本文
┌──

センター内の廊下と病室は緑、黄色、赤に色分けされている。人の流れと感染リスクをコントロールするためだ。

一般のマスクで立ち入り可能な「緑ゾーン」、検査結果が出ていない患者の病室などがある「黄色ゾーン」、重症患者を収容し、宇宙飛行士のような防護服と電動ファンがついた特別の呼吸器を装着する必要がある「赤ゾーン」。医療スタッフはそれぞれのゾーン担当を交代しながら勤務にあたる。

だが、異常事態に慣れた医療スタッフばかりの同センターでも、当初、新型コロナウイルスの患者を積極的に受け入れようと説得するのは容易なことではなかった。

「救命センターで全部やるぞって言ったら、看護師も医者も、なぜウチだけがやらなければいけないのか、と言い出した」と、同病院の平泰彦・特任教授(救急医学)は話す。同氏は常に「他に行き場のないコロナウイルス患者を引き取る義務がある」と念を押していたという。

このコロナウイルスの特別な危険性を考えれば、スタッフが及び腰だったのは無理もなかったと平教授は言う。

「(コロナ)にかかる確率は高い。だけど医者になった以上、仕方がない」。そして、スタッフにはこう付け加えた。「自分たちが逃げだしたら、一体誰がやるんだ」

└──

提供データ
┌──

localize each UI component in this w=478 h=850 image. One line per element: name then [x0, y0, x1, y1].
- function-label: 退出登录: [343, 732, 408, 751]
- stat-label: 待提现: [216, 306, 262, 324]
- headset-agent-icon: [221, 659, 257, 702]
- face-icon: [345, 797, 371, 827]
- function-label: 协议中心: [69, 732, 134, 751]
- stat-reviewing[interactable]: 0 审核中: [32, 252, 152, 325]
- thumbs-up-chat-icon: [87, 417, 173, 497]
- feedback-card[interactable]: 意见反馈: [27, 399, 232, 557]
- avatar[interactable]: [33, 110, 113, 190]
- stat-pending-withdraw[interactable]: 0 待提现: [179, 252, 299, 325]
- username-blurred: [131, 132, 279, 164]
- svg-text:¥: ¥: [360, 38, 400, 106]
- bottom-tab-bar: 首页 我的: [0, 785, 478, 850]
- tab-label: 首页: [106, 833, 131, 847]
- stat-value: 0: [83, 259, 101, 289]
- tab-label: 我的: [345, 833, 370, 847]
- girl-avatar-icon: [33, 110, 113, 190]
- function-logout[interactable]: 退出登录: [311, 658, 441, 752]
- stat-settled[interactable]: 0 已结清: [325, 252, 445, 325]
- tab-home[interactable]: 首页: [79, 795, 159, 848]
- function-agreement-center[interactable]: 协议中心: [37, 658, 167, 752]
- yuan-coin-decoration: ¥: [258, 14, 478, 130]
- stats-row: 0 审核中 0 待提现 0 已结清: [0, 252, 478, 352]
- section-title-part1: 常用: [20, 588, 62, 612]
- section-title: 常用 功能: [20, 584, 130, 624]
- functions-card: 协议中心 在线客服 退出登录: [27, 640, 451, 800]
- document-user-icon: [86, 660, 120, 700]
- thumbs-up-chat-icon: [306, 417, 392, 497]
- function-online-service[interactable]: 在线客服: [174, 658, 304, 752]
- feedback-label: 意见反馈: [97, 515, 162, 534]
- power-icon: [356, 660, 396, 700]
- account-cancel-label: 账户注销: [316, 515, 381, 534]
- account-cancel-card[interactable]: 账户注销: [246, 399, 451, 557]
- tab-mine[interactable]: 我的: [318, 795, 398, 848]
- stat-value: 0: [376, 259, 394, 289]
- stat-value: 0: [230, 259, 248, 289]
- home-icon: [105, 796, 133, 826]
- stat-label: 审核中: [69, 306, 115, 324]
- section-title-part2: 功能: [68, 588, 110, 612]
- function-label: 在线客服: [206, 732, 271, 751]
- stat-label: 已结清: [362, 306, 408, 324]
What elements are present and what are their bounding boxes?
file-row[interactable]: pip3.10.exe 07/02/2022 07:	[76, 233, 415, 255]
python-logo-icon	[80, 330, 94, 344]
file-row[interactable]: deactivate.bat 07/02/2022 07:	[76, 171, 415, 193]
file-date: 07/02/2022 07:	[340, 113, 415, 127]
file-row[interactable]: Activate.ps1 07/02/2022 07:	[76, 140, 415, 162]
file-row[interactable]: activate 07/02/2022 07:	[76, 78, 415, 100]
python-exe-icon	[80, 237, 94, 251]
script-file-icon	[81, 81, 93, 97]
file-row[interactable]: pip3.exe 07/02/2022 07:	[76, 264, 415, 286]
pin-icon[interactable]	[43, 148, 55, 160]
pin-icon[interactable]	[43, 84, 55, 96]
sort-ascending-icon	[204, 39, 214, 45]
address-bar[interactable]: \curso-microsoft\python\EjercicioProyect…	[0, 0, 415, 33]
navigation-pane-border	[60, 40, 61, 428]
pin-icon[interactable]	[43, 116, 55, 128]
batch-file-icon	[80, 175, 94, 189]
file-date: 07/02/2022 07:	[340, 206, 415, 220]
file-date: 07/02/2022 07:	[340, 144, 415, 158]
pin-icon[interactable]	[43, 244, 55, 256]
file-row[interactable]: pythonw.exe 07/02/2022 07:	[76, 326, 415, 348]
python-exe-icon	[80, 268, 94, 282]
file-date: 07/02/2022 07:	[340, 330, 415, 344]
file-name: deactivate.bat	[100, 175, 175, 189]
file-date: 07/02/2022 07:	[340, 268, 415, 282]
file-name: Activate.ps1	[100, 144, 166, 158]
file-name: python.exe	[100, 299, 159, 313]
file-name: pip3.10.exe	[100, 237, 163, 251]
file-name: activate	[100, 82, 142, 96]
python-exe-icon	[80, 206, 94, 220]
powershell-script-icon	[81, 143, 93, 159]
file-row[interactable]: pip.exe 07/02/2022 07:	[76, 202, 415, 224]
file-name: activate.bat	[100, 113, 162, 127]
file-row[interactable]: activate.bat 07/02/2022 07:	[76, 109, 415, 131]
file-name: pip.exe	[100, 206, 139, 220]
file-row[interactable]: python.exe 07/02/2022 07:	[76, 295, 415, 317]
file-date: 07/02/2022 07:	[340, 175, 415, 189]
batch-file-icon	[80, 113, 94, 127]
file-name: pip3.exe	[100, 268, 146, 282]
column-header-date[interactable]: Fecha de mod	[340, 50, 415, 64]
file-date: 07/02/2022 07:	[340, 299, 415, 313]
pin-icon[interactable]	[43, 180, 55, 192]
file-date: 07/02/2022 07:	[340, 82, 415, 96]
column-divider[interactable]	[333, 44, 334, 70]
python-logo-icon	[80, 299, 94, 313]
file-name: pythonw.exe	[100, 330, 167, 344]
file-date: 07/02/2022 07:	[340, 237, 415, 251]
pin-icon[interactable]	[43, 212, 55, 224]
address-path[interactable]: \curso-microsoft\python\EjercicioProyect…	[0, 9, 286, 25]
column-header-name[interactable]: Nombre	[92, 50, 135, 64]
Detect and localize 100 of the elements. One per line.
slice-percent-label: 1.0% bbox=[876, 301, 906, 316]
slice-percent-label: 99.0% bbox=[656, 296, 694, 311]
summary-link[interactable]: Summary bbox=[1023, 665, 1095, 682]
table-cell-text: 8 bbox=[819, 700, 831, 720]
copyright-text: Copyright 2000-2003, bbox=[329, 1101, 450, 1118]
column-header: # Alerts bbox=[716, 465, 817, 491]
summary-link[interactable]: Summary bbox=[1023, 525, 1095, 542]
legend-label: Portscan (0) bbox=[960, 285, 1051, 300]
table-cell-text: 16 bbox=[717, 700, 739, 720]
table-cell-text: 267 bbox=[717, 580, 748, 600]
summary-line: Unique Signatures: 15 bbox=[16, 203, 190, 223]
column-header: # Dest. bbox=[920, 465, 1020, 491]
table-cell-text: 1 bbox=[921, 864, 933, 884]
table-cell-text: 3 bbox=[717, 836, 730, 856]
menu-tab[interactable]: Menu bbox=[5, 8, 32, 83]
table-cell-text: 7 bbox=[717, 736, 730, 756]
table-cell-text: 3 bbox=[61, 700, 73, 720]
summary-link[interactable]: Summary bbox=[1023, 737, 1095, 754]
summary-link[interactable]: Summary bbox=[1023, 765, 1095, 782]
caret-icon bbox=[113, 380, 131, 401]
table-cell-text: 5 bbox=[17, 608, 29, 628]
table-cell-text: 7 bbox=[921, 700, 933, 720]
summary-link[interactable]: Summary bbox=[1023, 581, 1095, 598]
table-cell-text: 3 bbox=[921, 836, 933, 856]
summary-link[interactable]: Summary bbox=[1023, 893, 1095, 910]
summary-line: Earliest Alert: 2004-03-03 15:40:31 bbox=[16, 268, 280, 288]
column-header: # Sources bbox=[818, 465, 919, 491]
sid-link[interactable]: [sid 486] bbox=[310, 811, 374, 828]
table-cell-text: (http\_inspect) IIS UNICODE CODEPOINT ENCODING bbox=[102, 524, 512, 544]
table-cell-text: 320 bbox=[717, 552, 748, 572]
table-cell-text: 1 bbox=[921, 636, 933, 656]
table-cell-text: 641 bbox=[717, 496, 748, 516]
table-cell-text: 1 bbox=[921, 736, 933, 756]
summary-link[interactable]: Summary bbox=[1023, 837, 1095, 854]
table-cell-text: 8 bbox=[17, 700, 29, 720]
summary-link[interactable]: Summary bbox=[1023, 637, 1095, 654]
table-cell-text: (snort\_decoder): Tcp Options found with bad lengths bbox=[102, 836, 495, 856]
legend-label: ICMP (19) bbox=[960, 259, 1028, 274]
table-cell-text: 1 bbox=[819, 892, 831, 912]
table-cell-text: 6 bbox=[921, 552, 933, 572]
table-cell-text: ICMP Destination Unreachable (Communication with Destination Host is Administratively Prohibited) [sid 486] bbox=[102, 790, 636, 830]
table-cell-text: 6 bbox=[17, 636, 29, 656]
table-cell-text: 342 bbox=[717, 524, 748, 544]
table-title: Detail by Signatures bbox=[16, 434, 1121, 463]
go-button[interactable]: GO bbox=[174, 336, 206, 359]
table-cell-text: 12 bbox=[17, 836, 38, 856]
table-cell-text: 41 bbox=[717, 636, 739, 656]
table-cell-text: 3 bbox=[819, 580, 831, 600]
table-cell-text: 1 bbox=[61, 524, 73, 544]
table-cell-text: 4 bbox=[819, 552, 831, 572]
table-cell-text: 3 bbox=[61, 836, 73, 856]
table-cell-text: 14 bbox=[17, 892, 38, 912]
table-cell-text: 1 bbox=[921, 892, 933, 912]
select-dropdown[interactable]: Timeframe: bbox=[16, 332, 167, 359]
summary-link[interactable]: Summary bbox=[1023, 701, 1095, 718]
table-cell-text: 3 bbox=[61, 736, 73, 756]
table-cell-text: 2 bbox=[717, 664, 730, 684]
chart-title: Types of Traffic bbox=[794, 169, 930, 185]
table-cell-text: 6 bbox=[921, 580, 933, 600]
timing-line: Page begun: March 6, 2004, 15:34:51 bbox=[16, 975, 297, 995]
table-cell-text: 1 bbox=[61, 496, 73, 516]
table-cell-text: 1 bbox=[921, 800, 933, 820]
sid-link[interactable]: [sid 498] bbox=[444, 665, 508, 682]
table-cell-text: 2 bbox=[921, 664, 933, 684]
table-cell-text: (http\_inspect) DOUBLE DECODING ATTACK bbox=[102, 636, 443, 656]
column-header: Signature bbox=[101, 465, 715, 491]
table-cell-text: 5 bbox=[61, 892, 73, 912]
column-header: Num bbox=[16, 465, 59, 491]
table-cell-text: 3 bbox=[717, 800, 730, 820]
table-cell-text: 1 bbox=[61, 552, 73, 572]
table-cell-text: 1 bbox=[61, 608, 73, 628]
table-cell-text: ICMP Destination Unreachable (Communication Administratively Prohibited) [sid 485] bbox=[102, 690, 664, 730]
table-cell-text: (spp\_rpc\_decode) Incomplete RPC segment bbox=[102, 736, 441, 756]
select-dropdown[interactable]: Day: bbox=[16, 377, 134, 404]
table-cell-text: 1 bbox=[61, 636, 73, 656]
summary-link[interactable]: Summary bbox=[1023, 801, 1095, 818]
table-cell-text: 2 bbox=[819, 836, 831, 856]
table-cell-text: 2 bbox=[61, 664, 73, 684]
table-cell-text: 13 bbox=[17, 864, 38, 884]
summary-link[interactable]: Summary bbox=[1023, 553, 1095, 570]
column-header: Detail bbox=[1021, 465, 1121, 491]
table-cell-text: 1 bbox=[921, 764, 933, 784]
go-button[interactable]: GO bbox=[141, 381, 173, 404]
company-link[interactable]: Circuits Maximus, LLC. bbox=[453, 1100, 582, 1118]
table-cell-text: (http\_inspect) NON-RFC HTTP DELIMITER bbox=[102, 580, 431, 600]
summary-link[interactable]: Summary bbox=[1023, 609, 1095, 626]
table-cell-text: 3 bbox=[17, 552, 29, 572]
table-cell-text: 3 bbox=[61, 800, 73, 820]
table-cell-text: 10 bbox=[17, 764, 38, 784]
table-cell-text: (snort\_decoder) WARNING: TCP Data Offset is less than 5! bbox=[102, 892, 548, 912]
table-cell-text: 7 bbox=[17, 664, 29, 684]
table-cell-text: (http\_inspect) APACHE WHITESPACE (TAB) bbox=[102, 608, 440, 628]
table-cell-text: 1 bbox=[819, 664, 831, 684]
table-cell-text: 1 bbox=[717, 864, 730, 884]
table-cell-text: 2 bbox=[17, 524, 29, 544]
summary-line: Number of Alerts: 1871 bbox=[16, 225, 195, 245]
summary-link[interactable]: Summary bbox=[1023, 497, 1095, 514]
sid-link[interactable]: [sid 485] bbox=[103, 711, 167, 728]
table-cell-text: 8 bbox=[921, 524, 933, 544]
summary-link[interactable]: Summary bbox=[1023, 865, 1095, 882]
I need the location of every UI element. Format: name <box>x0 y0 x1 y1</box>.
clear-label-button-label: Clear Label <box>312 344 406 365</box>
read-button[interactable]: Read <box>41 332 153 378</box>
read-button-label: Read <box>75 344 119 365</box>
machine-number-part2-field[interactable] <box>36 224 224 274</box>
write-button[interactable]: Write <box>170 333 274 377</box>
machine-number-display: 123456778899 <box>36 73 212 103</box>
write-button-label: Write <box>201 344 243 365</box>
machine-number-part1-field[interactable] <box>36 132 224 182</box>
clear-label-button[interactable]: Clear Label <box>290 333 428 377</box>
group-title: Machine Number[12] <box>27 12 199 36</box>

└──

課題
1 > 本文から「一般のマスクで立ち入り可能な」から「理もなかったと平教授は言う。」までをそのまま抜き出しなさい。
2 > 本文で、センター内の廊下と病室を色分けしたゾーンの名称をすべて挙げなさい。

解答
1 >
一般のマスクで立ち入り可能な「緑ゾーン」、検査結果が出ていない患者の病室などがある「黄色ゾーン」、重症患者を収容し、宇宙飛行士のような防護服と電動ファンがついた特別の呼吸器を装着する必要がある「赤ゾーン」。医療スタッフはそれぞれのゾーン担当を交代しながら勤務にあたる。

だが、異常事態に慣れた医療スタッフばかりの同センターでも、当初、新型コロナウイルスの患者を積極的に受け入れようと説得するのは容易なことではなかった。

「救命センターで全部やるぞって言ったら、看護師も医者も、なぜウチだけがやらなければいけないのか、と言い出した」と、同病院の平泰彦・特任教授(救急医学)は話す。同氏は常に「他に行き場のないコロナウイルス患者を引き取る義務がある」と念を押していたという。

このコロナウイルスの特別な危険性を考えれば、スタッフが及び腰だったのは無理もなかったと平教授は言う。

2 > 緑ゾーン、黄色ゾーン、赤ゾーン